WHAT THE TASK REQUIRES: Please print all of the material below, word for word.

===== ENTRIES SUPPLIED

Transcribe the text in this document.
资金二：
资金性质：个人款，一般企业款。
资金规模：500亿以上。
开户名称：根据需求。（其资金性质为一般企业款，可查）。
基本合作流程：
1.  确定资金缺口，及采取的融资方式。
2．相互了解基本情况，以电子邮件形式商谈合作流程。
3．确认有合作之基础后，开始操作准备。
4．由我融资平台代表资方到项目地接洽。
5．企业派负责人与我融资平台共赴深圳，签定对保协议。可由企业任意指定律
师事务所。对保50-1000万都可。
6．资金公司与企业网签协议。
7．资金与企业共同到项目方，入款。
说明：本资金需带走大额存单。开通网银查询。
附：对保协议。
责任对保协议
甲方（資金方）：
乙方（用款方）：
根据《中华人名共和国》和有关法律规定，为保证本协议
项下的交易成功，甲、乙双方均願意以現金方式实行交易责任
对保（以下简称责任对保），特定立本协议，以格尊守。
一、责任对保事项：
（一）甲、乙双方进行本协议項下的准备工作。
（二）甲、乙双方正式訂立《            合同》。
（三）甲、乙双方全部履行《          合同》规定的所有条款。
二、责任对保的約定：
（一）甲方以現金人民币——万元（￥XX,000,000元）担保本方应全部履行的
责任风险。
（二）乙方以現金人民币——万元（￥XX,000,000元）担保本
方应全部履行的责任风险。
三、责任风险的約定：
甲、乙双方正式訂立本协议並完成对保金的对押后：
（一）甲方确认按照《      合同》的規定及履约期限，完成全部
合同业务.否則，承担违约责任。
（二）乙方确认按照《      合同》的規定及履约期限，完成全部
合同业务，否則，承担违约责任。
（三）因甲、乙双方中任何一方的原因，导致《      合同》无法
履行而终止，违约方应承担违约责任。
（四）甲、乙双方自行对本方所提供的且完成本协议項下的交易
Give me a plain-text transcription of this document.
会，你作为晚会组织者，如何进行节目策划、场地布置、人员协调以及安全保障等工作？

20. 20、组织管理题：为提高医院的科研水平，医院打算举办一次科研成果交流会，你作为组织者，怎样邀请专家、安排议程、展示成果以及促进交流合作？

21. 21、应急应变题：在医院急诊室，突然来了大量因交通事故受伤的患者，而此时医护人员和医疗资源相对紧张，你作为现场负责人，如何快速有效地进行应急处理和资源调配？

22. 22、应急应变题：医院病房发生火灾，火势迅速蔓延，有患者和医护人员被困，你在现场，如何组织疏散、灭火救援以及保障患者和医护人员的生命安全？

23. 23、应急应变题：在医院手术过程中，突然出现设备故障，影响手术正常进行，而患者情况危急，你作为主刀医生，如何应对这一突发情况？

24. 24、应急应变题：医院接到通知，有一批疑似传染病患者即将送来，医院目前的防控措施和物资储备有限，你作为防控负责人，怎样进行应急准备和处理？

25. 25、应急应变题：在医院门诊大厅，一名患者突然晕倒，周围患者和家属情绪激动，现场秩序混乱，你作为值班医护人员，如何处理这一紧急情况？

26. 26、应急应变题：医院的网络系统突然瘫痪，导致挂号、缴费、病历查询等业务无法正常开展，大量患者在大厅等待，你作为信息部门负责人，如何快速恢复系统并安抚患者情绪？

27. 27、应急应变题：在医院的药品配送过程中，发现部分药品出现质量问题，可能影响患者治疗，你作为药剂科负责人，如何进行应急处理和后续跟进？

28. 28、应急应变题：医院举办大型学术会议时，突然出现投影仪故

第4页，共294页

==========

TASK ANSWER:
Transcribe the text in this document.
资金二：
资金性质：个人款，一般企业款。
资金规模：500亿以上。
开户名称：根据需求。（其资金性质为一般企业款，可查）。
基本合作流程：
1.  确定资金缺口，及采取的融资方式。
2．相互了解基本情况，以电子邮件形式商谈合作流程。
3．确认有合作之基础后，开始操作准备。
4．由我融资平台代表资方到项目地接洽。
5．企业派负责人与我融资平台共赴深圳，签定对保协议。可由企业任意指定律
师事务所。对保50-1000万都可。
6．资金公司与企业网签协议。
7．资金与企业共同到项目方，入款。
说明：本资金需带走大额存单。开通网银查询。
附：对保协议。
责任对保协议
甲方（資金方）：
乙方（用款方）：
根据《中华人名共和国》和有关法律规定，为保证本协议
项下的交易成功，甲、乙双方均願意以現金方式实行交易责任
对保（以下简称责任对保），特定立本协议，以格尊守。
一、责任对保事项：
（一）甲、乙双方进行本协议項下的准备工作。
（二）甲、乙双方正式訂立《            合同》。
（三）甲、乙双方全部履行《          合同》规定的所有条款。
二、责任对保的約定：
（一）甲方以現金人民币——万元（￥XX,000,000元）担保本方应全部履行的
责任风险。
（二）乙方以現金人民币——万元（￥XX,000,000元）担保本
方应全部履行的责任风险。
三、责任风险的約定：
甲、乙双方正式訂立本协议並完成对保金的对押后：
（一）甲方确认按照《      合同》的規定及履约期限，完成全部
合同业务.否則，承担违约责任。
（二）乙方确认按照《      合同》的規定及履约期限，完成全部
合同业务，否則，承担违约责任。
（三）因甲、乙双方中任何一方的原因，导致《      合同》无法
履行而终止，违约方应承担违约责任。
（四）甲、乙双方自行对本方所提供的且完成本协议項下的交易
Give me a plain-text transcription of this document.
会，你作为晚会组织者，如何进行节目策划、场地布置、人员协调以及安全保障等工作？

20. 20、组织管理题：为提高医院的科研水平，医院打算举办一次科研成果交流会，你作为组织者，怎样邀请专家、安排议程、展示成果以及促进交流合作？

21. 21、应急应变题：在医院急诊室，突然来了大量因交通事故受伤的患者，而此时医护人员和医疗资源相对紧张，你作为现场负责人，如何快速有效地进行应急处理和资源调配？

22. 22、应急应变题：医院病房发生火灾，火势迅速蔓延，有患者和医护人员被困，你在现场，如何组织疏散、灭火救援以及保障患者和医护人员的生命安全？

23. 23、应急应变题：在医院手术过程中，突然出现设备故障，影响手术正常进行，而患者情况危急，你作为主刀医生，如何应对这一突发情况？

24. 24、应急应变题：医院接到通知，有一批疑似传染病患者即将送来，医院目前的防控措施和物资储备有限，你作为防控负责人，怎样进行应急准备和处理？

25. 25、应急应变题：在医院门诊大厅，一名患者突然晕倒，周围患者和家属情绪激动，现场秩序混乱，你作为值班医护人员，如何处理这一紧急情况？

26. 26、应急应变题：医院的网络系统突然瘫痪，导致挂号、缴费、病历查询等业务无法正常开展，大量患者在大厅等待，你作为信息部门负责人，如何快速恢复系统并安抚患者情绪？

27. 27、应急应变题：在医院的药品配送过程中，发现部分药品出现质量问题，可能影响患者治疗，你作为药剂科负责人，如何进行应急处理和后续跟进？

28. 28、应急应变题：医院举办大型学术会议时，突然出现投影仪故

第4页，共294页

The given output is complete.